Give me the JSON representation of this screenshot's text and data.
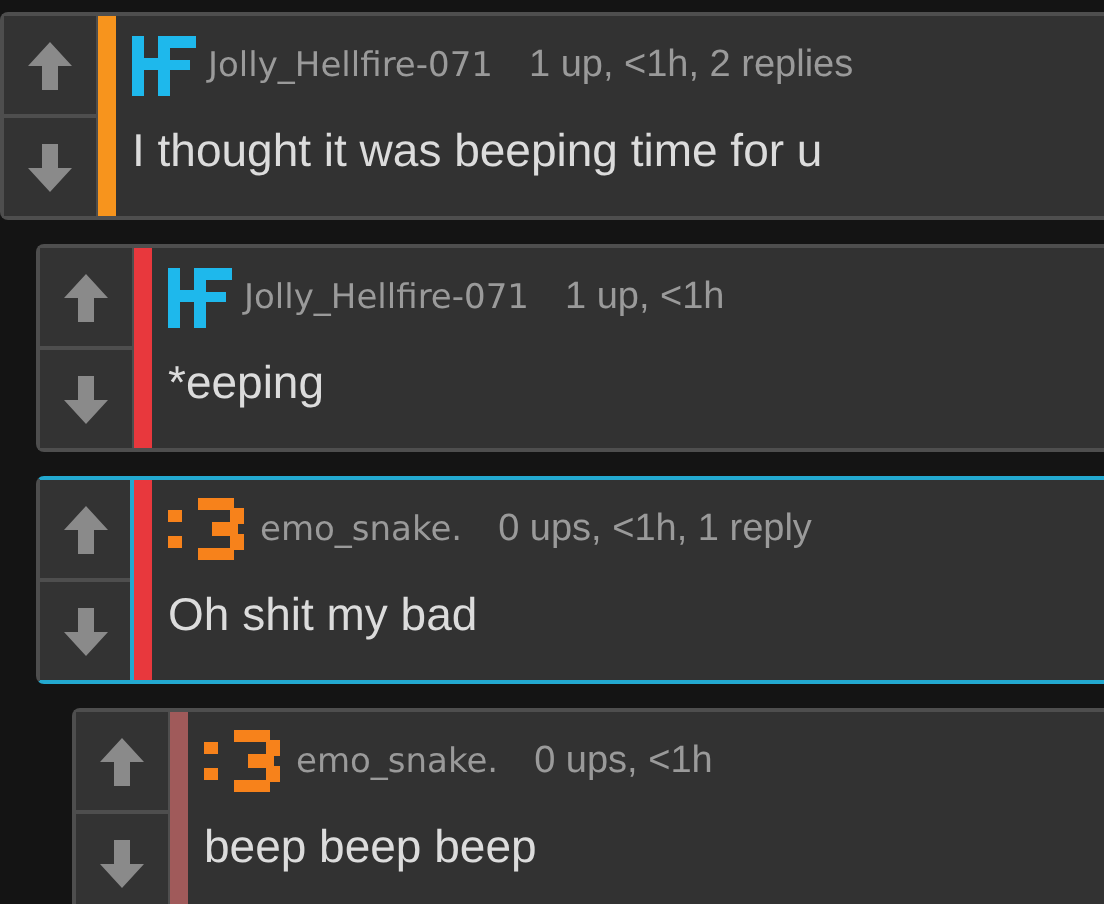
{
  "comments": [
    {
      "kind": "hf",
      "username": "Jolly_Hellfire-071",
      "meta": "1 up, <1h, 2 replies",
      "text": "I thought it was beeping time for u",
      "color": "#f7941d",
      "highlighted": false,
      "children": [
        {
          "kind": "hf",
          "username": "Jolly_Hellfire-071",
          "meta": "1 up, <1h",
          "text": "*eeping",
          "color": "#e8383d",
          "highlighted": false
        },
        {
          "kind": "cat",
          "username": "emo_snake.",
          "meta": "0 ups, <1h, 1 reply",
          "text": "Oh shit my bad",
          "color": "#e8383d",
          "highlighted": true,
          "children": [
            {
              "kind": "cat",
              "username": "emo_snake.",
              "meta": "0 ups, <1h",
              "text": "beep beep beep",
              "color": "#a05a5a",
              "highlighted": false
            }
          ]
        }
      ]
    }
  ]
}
====================
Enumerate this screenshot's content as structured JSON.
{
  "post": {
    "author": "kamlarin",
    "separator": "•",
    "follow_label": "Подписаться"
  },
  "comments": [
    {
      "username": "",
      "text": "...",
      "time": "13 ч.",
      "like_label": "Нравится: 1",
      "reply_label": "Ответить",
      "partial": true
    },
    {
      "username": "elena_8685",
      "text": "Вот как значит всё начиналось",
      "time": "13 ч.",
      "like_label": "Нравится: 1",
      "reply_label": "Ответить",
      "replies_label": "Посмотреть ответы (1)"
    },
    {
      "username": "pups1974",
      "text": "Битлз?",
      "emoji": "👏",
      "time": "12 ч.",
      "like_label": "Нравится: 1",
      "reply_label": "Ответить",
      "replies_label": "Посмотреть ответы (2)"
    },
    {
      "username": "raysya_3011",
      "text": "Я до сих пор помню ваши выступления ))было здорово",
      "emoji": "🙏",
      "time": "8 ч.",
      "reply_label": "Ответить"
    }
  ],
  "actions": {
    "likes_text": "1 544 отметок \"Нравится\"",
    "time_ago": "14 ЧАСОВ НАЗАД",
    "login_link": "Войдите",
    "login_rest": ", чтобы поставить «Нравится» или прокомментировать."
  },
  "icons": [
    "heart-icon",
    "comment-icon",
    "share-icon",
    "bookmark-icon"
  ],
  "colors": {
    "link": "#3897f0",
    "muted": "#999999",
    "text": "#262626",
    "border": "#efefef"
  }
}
====================
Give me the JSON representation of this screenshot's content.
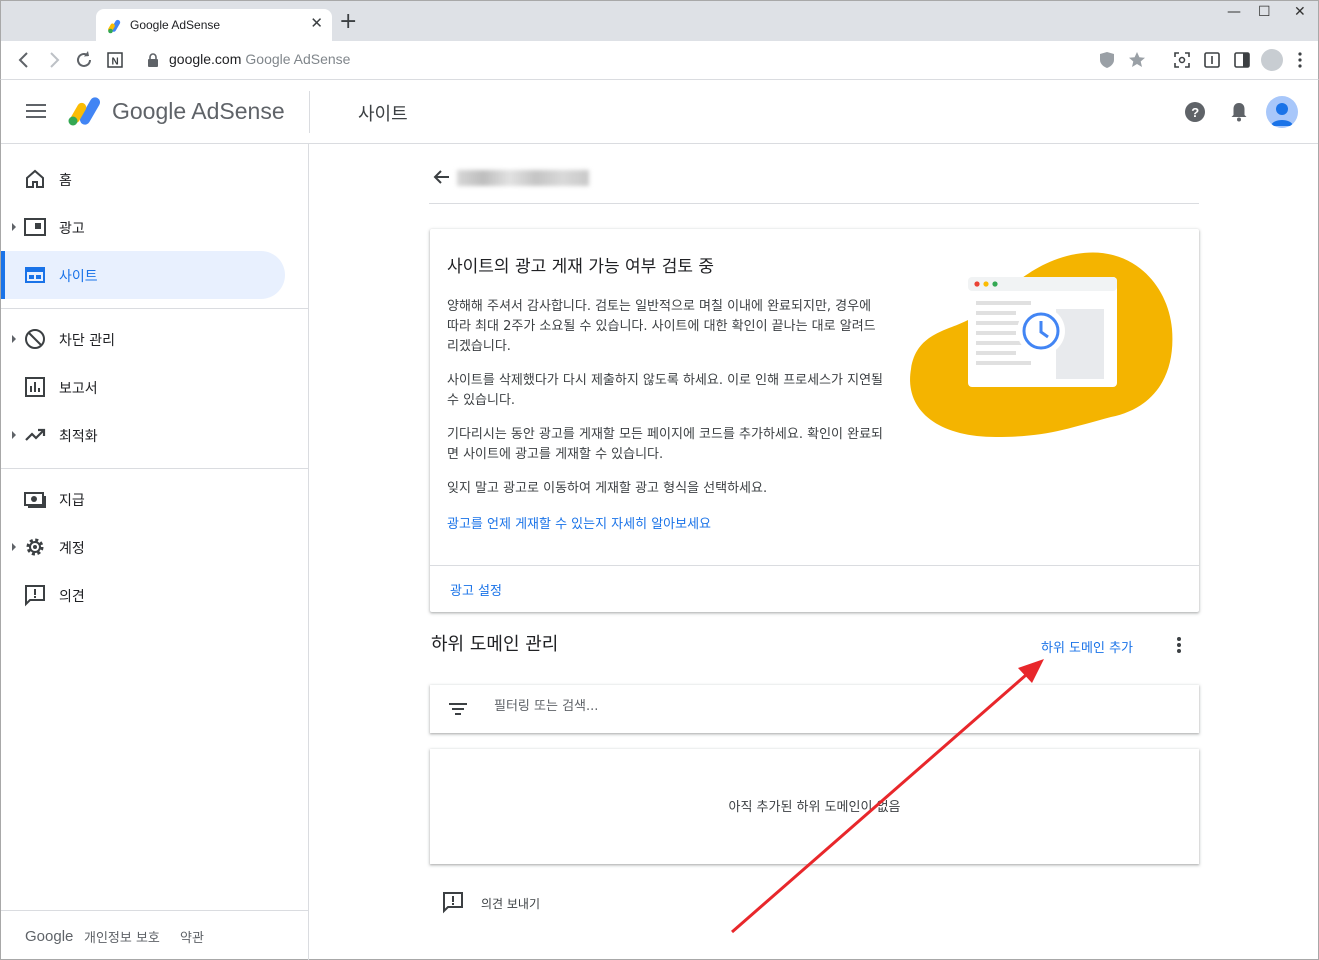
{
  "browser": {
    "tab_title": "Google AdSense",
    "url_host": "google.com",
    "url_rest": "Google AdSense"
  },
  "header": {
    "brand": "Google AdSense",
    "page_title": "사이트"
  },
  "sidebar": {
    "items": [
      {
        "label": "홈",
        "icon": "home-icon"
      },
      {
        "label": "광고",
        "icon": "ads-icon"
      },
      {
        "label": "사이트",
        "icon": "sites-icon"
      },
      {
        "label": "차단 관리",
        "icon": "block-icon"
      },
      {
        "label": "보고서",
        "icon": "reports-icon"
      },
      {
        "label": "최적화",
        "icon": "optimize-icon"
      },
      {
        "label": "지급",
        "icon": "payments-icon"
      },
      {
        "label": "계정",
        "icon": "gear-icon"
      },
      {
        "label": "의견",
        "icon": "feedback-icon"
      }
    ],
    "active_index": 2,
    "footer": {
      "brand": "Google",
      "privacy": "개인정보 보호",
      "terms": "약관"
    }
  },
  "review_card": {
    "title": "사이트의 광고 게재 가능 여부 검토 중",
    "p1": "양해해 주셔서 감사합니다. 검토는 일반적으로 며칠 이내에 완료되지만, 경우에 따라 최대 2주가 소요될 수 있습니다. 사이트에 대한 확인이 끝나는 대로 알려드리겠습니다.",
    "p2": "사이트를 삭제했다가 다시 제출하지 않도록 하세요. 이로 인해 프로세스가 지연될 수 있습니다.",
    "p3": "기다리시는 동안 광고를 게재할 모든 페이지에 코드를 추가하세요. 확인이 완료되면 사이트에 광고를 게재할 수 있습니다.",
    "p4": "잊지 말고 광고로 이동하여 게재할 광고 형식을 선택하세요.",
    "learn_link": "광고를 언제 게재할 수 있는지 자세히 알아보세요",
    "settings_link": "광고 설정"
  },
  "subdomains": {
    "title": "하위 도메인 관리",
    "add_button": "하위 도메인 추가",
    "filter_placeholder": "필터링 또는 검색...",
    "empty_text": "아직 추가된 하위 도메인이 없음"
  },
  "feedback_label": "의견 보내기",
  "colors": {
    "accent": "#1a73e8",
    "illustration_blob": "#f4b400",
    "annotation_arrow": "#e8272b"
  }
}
====================
# Aim
Which lines hold the string "Посмотреть"? Copy all of them from the data above.

# Solution for this task
      "replies_label": "Посмотреть ответы (1)"
      "replies_label": "Посмотреть ответы (2)"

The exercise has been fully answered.